Skip the pictures and repeat each line of the data exactly.
>> BEGIN DATA IN THIS EXERCISE
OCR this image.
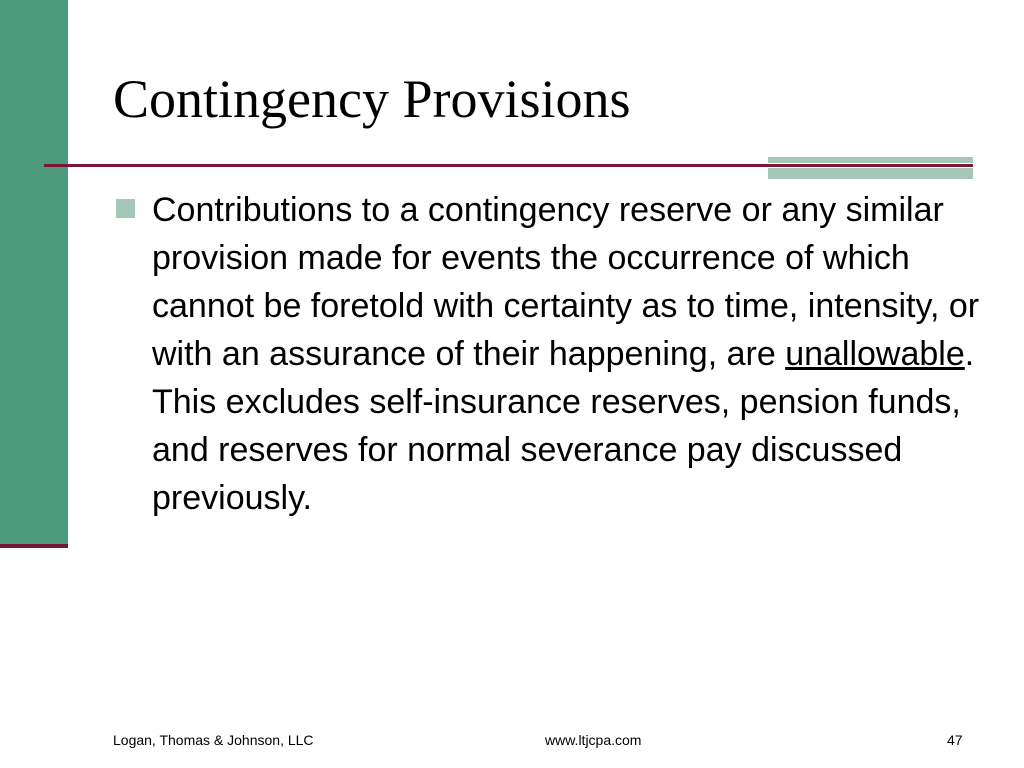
Contingency Provisions

Contributions to a contingency reserve or any similar provision made for events the occurrence of which cannot be foretold with certainty as to time, intensity, or with an assurance of their happening, are unallowable. This excludes self-insurance reserves, pension funds, and reserves for normal severance pay discussed previously.

Logan, Thomas & Johnson, LLC	www.ltjcpa.com	47
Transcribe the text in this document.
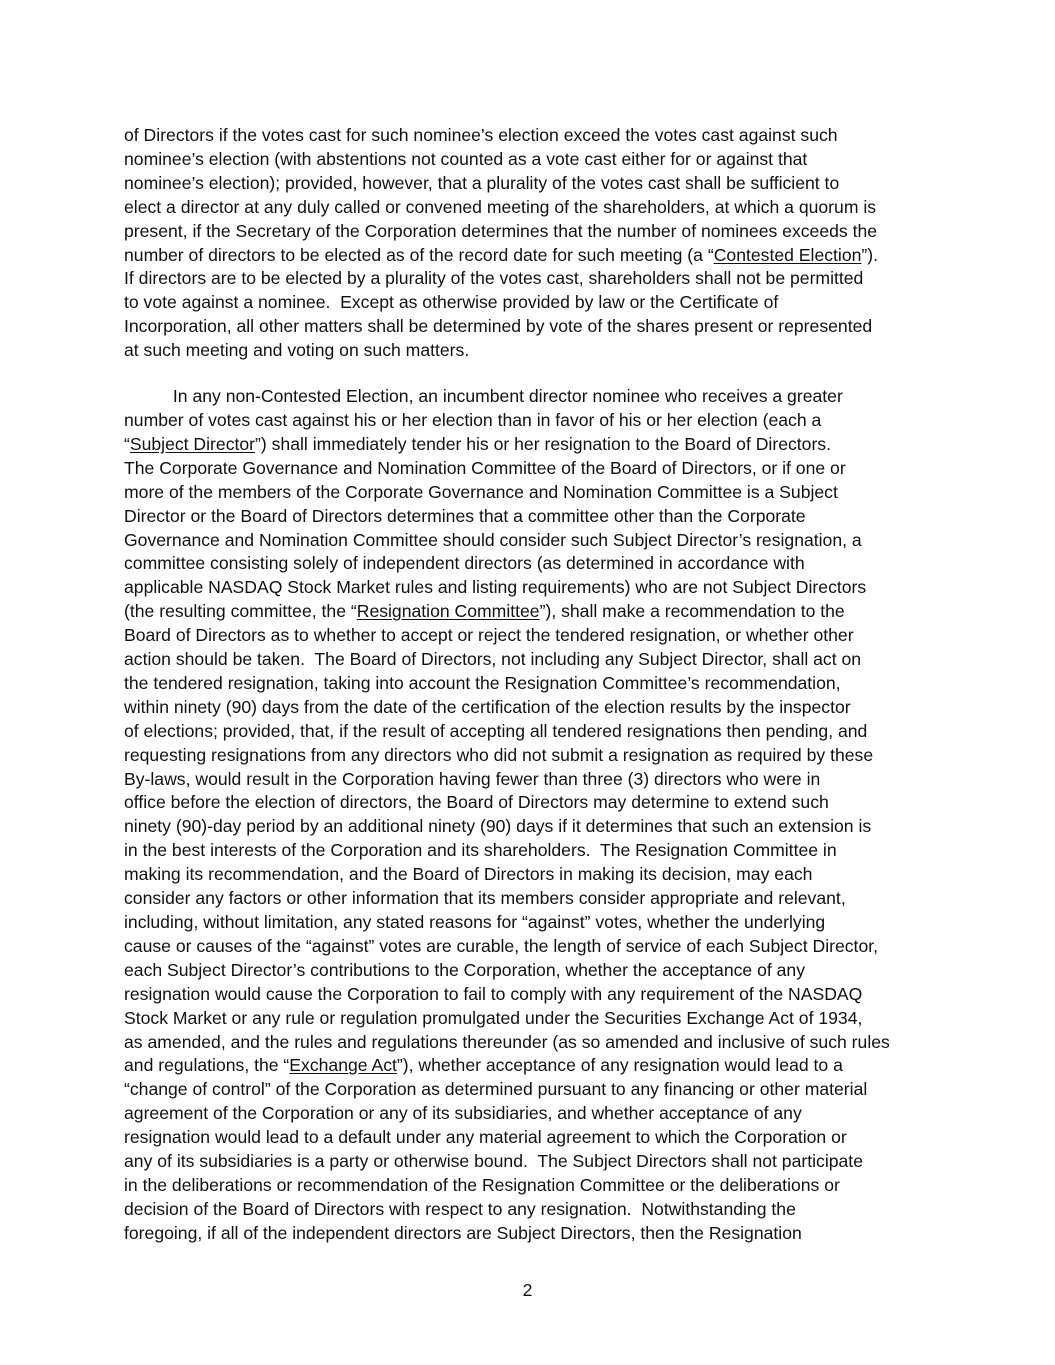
of Directors if the votes cast for such nominee’s election exceed the votes cast against such
nominee’s election (with abstentions not counted as a vote cast either for or against that
nominee’s election); provided, however, that a plurality of the votes cast shall be sufficient to
elect a director at any duly called or convened meeting of the shareholders, at which a quorum is
present, if the Secretary of the Corporation determines that the number of nominees exceeds the
number of directors to be elected as of the record date for such meeting (a “Contested Election”).
If directors are to be elected by a plurality of the votes cast, shareholders shall not be permitted
to vote against a nominee.  Except as otherwise provided by law or the Certificate of
Incorporation, all other matters shall be determined by vote of the shares present or represented
at such meeting and voting on such matters.
In any non-Contested Election, an incumbent director nominee who receives a greater
number of votes cast against his or her election than in favor of his or her election (each a
“Subject Director”) shall immediately tender his or her resignation to the Board of Directors.
The Corporate Governance and Nomination Committee of the Board of Directors, or if one or
more of the members of the Corporate Governance and Nomination Committee is a Subject
Director or the Board of Directors determines that a committee other than the Corporate
Governance and Nomination Committee should consider such Subject Director’s resignation, a
committee consisting solely of independent directors (as determined in accordance with
applicable NASDAQ Stock Market rules and listing requirements) who are not Subject Directors
(the resulting committee, the “Resignation Committee”), shall make a recommendation to the
Board of Directors as to whether to accept or reject the tendered resignation, or whether other
action should be taken.  The Board of Directors, not including any Subject Director, shall act on
the tendered resignation, taking into account the Resignation Committee’s recommendation,
within ninety (90) days from the date of the certification of the election results by the inspector
of elections; provided, that, if the result of accepting all tendered resignations then pending, and
requesting resignations from any directors who did not submit a resignation as required by these
By-laws, would result in the Corporation having fewer than three (3) directors who were in
office before the election of directors, the Board of Directors may determine to extend such
ninety (90)-day period by an additional ninety (90) days if it determines that such an extension is
in the best interests of the Corporation and its shareholders.  The Resignation Committee in
making its recommendation, and the Board of Directors in making its decision, may each
consider any factors or other information that its members consider appropriate and relevant,
including, without limitation, any stated reasons for “against” votes, whether the underlying
cause or causes of the “against” votes are curable, the length of service of each Subject Director,
each Subject Director’s contributions to the Corporation, whether the acceptance of any
resignation would cause the Corporation to fail to comply with any requirement of the NASDAQ
Stock Market or any rule or regulation promulgated under the Securities Exchange Act of 1934,
as amended, and the rules and regulations thereunder (as so amended and inclusive of such rules
and regulations, the “Exchange Act”), whether acceptance of any resignation would lead to a
“change of control” of the Corporation as determined pursuant to any financing or other material
agreement of the Corporation or any of its subsidiaries, and whether acceptance of any
resignation would lead to a default under any material agreement to which the Corporation or
any of its subsidiaries is a party or otherwise bound.  The Subject Directors shall not participate
in the deliberations or recommendation of the Resignation Committee or the deliberations or
decision of the Board of Directors with respect to any resignation.  Notwithstanding the
foregoing, if all of the independent directors are Subject Directors, then the Resignation
2
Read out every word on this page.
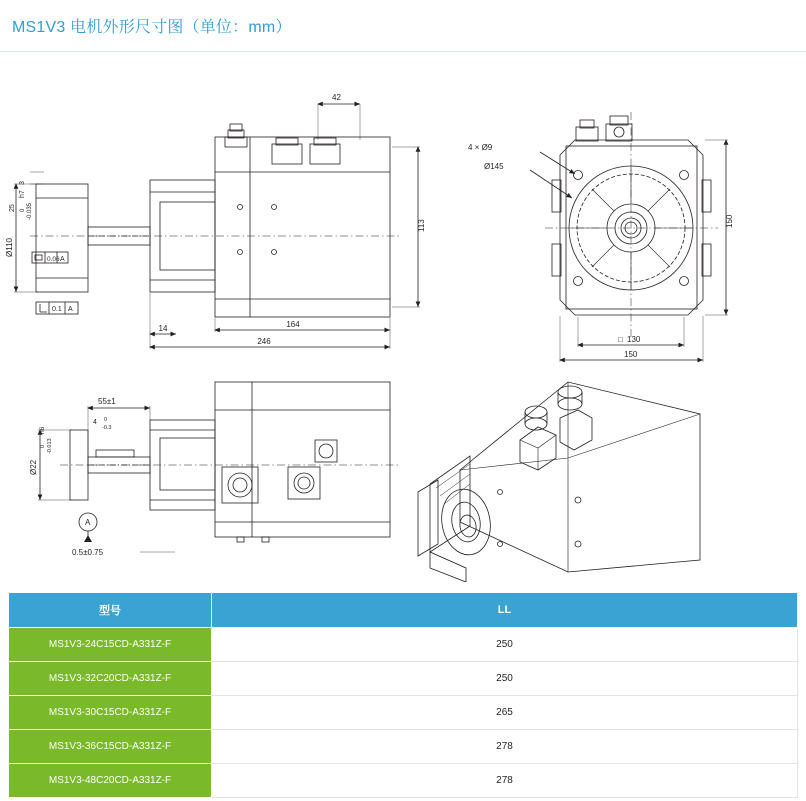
MS1V3 电机外形尺寸图（单位：mm）
42
113
164
246
14
Ø110
0 -0.035
h7
25
3
0.06 A
0.1 A
4 × Ø9
Ø145
150
□ 130
150
55±1
4 0
-0.3
Ø22
0 -0.013
h6
A
0.5±0.75
型号	LL
MS1V3-24C15CD-A331Z-F	250
MS1V3-32C20CD-A331Z-F	250
MS1V3-30C15CD-A331Z-F	265
MS1V3-36C15CD-A331Z-F	278
MS1V3-48C20CD-A331Z-F	278
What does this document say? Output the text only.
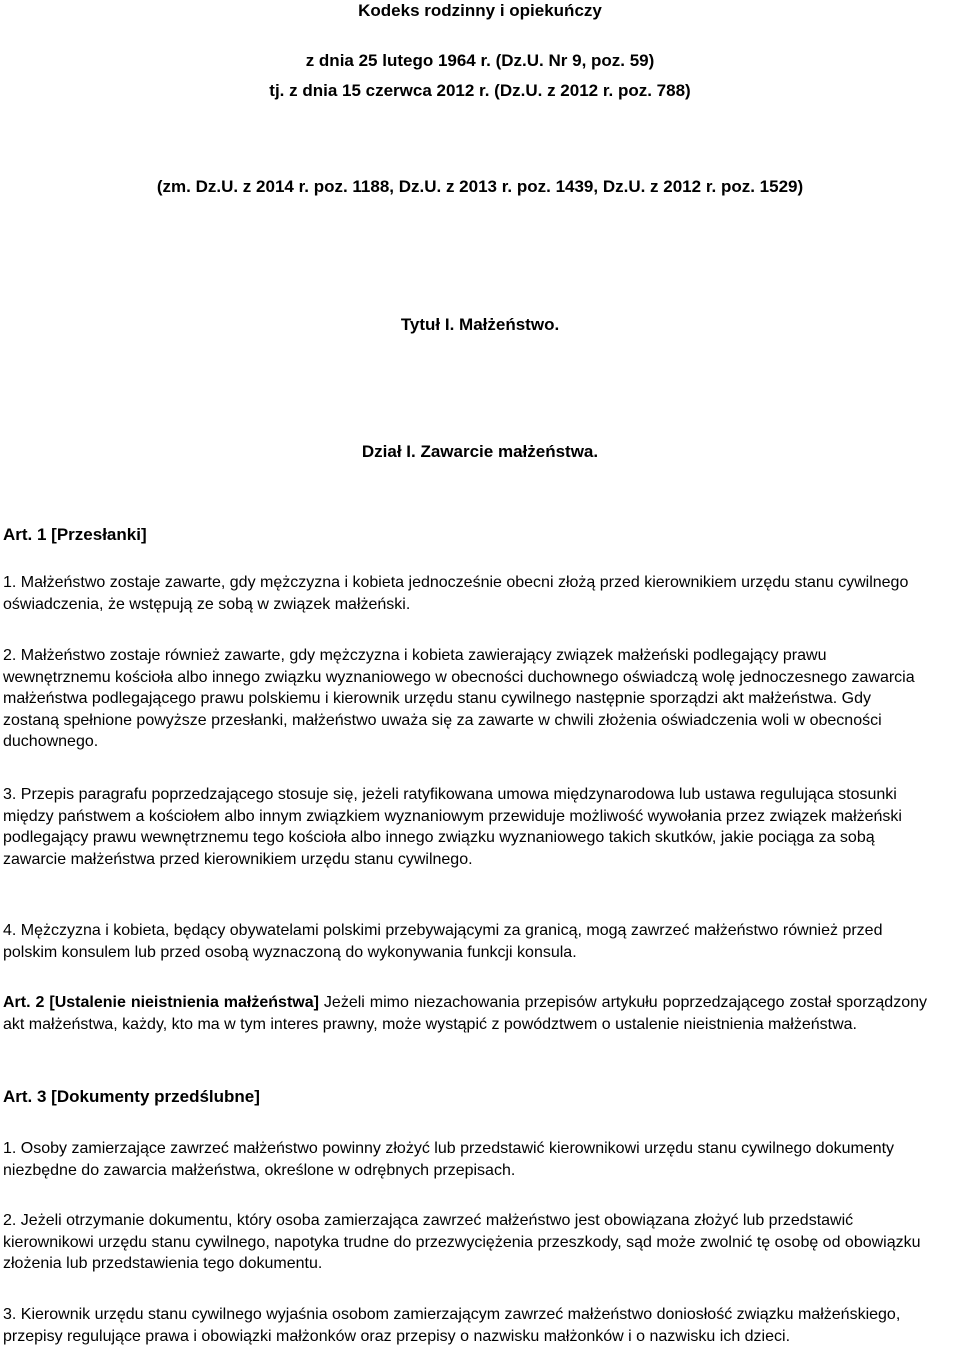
Kodeks rodzinny i opiekuńczy
z dnia 25 lutego 1964 r. (Dz.U. Nr 9, poz. 59)
tj. z dnia 15 czerwca 2012 r. (Dz.U. z 2012 r. poz. 788)
(zm. Dz.U. z 2014 r. poz. 1188, Dz.U. z 2013 r. poz. 1439, Dz.U. z 2012 r. poz. 1529)
Tytuł I. Małżeństwo.
Dział I. Zawarcie małżeństwa.
Art. 1 [Przesłanki]

1. Małżeństwo zostaje zawarte, gdy mężczyzna i kobieta jednocześnie obecni złożą przed kierownikiem urzędu stanu cywilnego oświadczenia, że wstępują ze sobą w związek małżeński.

2. Małżeństwo zostaje również zawarte, gdy mężczyzna i kobieta zawierający związek małżeński podlegający prawu wewnętrznemu kościoła albo innego związku wyznaniowego w obecności duchownego oświadczą wolę jednoczesnego zawarcia małżeństwa podlegającego prawu polskiemu i kierownik urzędu stanu cywilnego następnie sporządzi akt małżeństwa. Gdy zostaną spełnione powyższe przesłanki, małżeństwo uważa się za zawarte w chwili złożenia oświadczenia woli w obecności duchownego.

3. Przepis paragrafu poprzedzającego stosuje się, jeżeli ratyfikowana umowa międzynarodowa lub ustawa regulująca stosunki między państwem a kościołem albo innym związkiem wyznaniowym przewiduje możliwość wywołania przez związek małżeński podlegający prawu wewnętrznemu tego kościoła albo innego związku wyznaniowego takich skutków, jakie pociąga za sobą zawarcie małżeństwa przed kierownikiem urzędu stanu cywilnego.

4. Mężczyzna i kobieta, będący obywatelami polskimi przebywającymi za granicą, mogą zawrzeć małżeństwo również przed polskim konsulem lub przed osobą wyznaczoną do wykonywania funkcji konsula.

Art. 2 [Ustalenie nieistnienia małżeństwa] Jeżeli mimo niezachowania przepisów artykułu poprzedzającego został sporządzony akt małżeństwa, każdy, kto ma w tym interes prawny, może wystąpić z powództwem o ustalenie nieistnienia małżeństwa.

Art. 3 [Dokumenty przedślubne]

1. Osoby zamierzające zawrzeć małżeństwo powinny złożyć lub przedstawić kierownikowi urzędu stanu cywilnego dokumenty niezbędne do zawarcia małżeństwa, określone w odrębnych przepisach.

2. Jeżeli otrzymanie dokumentu, który osoba zamierzająca zawrzeć małżeństwo jest obowiązana złożyć lub przedstawić kierownikowi urzędu stanu cywilnego, napotyka trudne do przezwyciężenia przeszkody, sąd może zwolnić tę osobę od obowiązku złożenia lub przedstawienia tego dokumentu.

3. Kierownik urzędu stanu cywilnego wyjaśnia osobom zamierzającym zawrzeć małżeństwo doniosłość związku małżeńskiego, przepisy regulujące prawa i obowiązki małżonków oraz przepisy o nazwisku małżonków i o nazwisku ich dzieci.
>> END DATA IN THIS EXERCISE
● **SOLVED EXERCISE**:
OCR this image.
Contingency Provisions

Contributions to a contingency reserve or any similar provision made for events the occurrence of which cannot be foretold with certainty as to time, intensity, or with an assurance of their happening, are unallowable. This excludes self-insurance reserves, pension funds, and reserves for normal severance pay discussed previously.

Logan, Thomas & Johnson, LLC	www.ltjcpa.com	47
Transcribe the text in this document.
of Directors if the votes cast for such nominee’s election exceed the votes cast against such
nominee’s election (with abstentions not counted as a vote cast either for or against that
nominee’s election); provided, however, that a plurality of the votes cast shall be sufficient to
elect a director at any duly called or convened meeting of the shareholders, at which a quorum is
present, if the Secretary of the Corporation determines that the number of nominees exceeds the
number of directors to be elected as of the record date for such meeting (a “Contested Election”).
If directors are to be elected by a plurality of the votes cast, shareholders shall not be permitted
to vote against a nominee.  Except as otherwise provided by law or the Certificate of
Incorporation, all other matters shall be determined by vote of the shares present or represented
at such meeting and voting on such matters.
In any non-Contested Election, an incumbent director nominee who receives a greater
number of votes cast against his or her election than in favor of his or her election (each a
“Subject Director”) shall immediately tender his or her resignation to the Board of Directors.
The Corporate Governance and Nomination Committee of the Board of Directors, or if one or
more of the members of the Corporate Governance and Nomination Committee is a Subject
Director or the Board of Directors determines that a committee other than the Corporate
Governance and Nomination Committee should consider such Subject Director’s resignation, a
committee consisting solely of independent directors (as determined in accordance with
applicable NASDAQ Stock Market rules and listing requirements) who are not Subject Directors
(the resulting committee, the “Resignation Committee”), shall make a recommendation to the
Board of Directors as to whether to accept or reject the tendered resignation, or whether other
action should be taken.  The Board of Directors, not including any Subject Director, shall act on
the tendered resignation, taking into account the Resignation Committee’s recommendation,
within ninety (90) days from the date of the certification of the election results by the inspector
of elections; provided, that, if the result of accepting all tendered resignations then pending, and
requesting resignations from any directors who did not submit a resignation as required by these
By-laws, would result in the Corporation having fewer than three (3) directors who were in
office before the election of directors, the Board of Directors may determine to extend such
ninety (90)-day period by an additional ninety (90) days if it determines that such an extension is
in the best interests of the Corporation and its shareholders.  The Resignation Committee in
making its recommendation, and the Board of Directors in making its decision, may each
consider any factors or other information that its members consider appropriate and relevant,
including, without limitation, any stated reasons for “against” votes, whether the underlying
cause or causes of the “against” votes are curable, the length of service of each Subject Director,
each Subject Director’s contributions to the Corporation, whether the acceptance of any
resignation would cause the Corporation to fail to comply with any requirement of the NASDAQ
Stock Market or any rule or regulation promulgated under the Securities Exchange Act of 1934,
as amended, and the rules and regulations thereunder (as so amended and inclusive of such rules
and regulations, the “Exchange Act”), whether acceptance of any resignation would lead to a
“change of control” of the Corporation as determined pursuant to any financing or other material
agreement of the Corporation or any of its subsidiaries, and whether acceptance of any
resignation would lead to a default under any material agreement to which the Corporation or
any of its subsidiaries is a party or otherwise bound.  The Subject Directors shall not participate
in the deliberations or recommendation of the Resignation Committee or the deliberations or
decision of the Board of Directors with respect to any resignation.  Notwithstanding the
foregoing, if all of the independent directors are Subject Directors, then the Resignation
2
Read out every word on this page.
MS1V3 电机外形尺寸图（单位：mm）
42
113
164
246
14
Ø110
0 -0.035
h7
25
3
0.06 A
0.1 A
4 × Ø9
Ø145
150
□ 130
150
55±1
4 0
-0.3
Ø22
0 -0.013
h6
A
0.5±0.75
型号	LL
MS1V3-24C15CD-A331Z-F	250
MS1V3-32C20CD-A331Z-F	250
MS1V3-30C15CD-A331Z-F	265
MS1V3-36C15CD-A331Z-F	278
MS1V3-48C20CD-A331Z-F	278
What does this document say? Output the text only.
Kodeks rodzinny i opiekuńczy
z dnia 25 lutego 1964 r. (Dz.U. Nr 9, poz. 59)
tj. z dnia 15 czerwca 2012 r. (Dz.U. z 2012 r. poz. 788)
(zm. Dz.U. z 2014 r. poz. 1188, Dz.U. z 2013 r. poz. 1439, Dz.U. z 2012 r. poz. 1529)
Tytuł I. Małżeństwo.
Dział I. Zawarcie małżeństwa.
Art. 1 [Przesłanki]

1. Małżeństwo zostaje zawarte, gdy mężczyzna i kobieta jednocześnie obecni złożą przed kierownikiem urzędu stanu cywilnego oświadczenia, że wstępują ze sobą w związek małżeński.

2. Małżeństwo zostaje również zawarte, gdy mężczyzna i kobieta zawierający związek małżeński podlegający prawu wewnętrznemu kościoła albo innego związku wyznaniowego w obecności duchownego oświadczą wolę jednoczesnego zawarcia małżeństwa podlegającego prawu polskiemu i kierownik urzędu stanu cywilnego następnie sporządzi akt małżeństwa. Gdy zostaną spełnione powyższe przesłanki, małżeństwo uważa się za zawarte w chwili złożenia oświadczenia woli w obecności duchownego.

3. Przepis paragrafu poprzedzającego stosuje się, jeżeli ratyfikowana umowa międzynarodowa lub ustawa regulująca stosunki między państwem a kościołem albo innym związkiem wyznaniowym przewiduje możliwość wywołania przez związek małżeński podlegający prawu wewnętrznemu tego kościoła albo innego związku wyznaniowego takich skutków, jakie pociąga za sobą zawarcie małżeństwa przed kierownikiem urzędu stanu cywilnego.

4. Mężczyzna i kobieta, będący obywatelami polskimi przebywającymi za granicą, mogą zawrzeć małżeństwo również przed polskim konsulem lub przed osobą wyznaczoną do wykonywania funkcji konsula.

Art. 2 [Ustalenie nieistnienia małżeństwa] Jeżeli mimo niezachowania przepisów artykułu poprzedzającego został sporządzony akt małżeństwa, każdy, kto ma w tym interes prawny, może wystąpić z powództwem o ustalenie nieistnienia małżeństwa.

Art. 3 [Dokumenty przedślubne]

1. Osoby zamierzające zawrzeć małżeństwo powinny złożyć lub przedstawić kierownikowi urzędu stanu cywilnego dokumenty niezbędne do zawarcia małżeństwa, określone w odrębnych przepisach.

2. Jeżeli otrzymanie dokumentu, który osoba zamierzająca zawrzeć małżeństwo jest obowiązana złożyć lub przedstawić kierownikowi urzędu stanu cywilnego, napotyka trudne do przezwyciężenia przeszkody, sąd może zwolnić tę osobę od obowiązku złożenia lub przedstawienia tego dokumentu.

3. Kierownik urzędu stanu cywilnego wyjaśnia osobom zamierzającym zawrzeć małżeństwo doniosłość związku małżeńskiego, przepisy regulujące prawa i obowiązki małżonków oraz przepisy o nazwisku małżonków i o nazwisku ich dzieci.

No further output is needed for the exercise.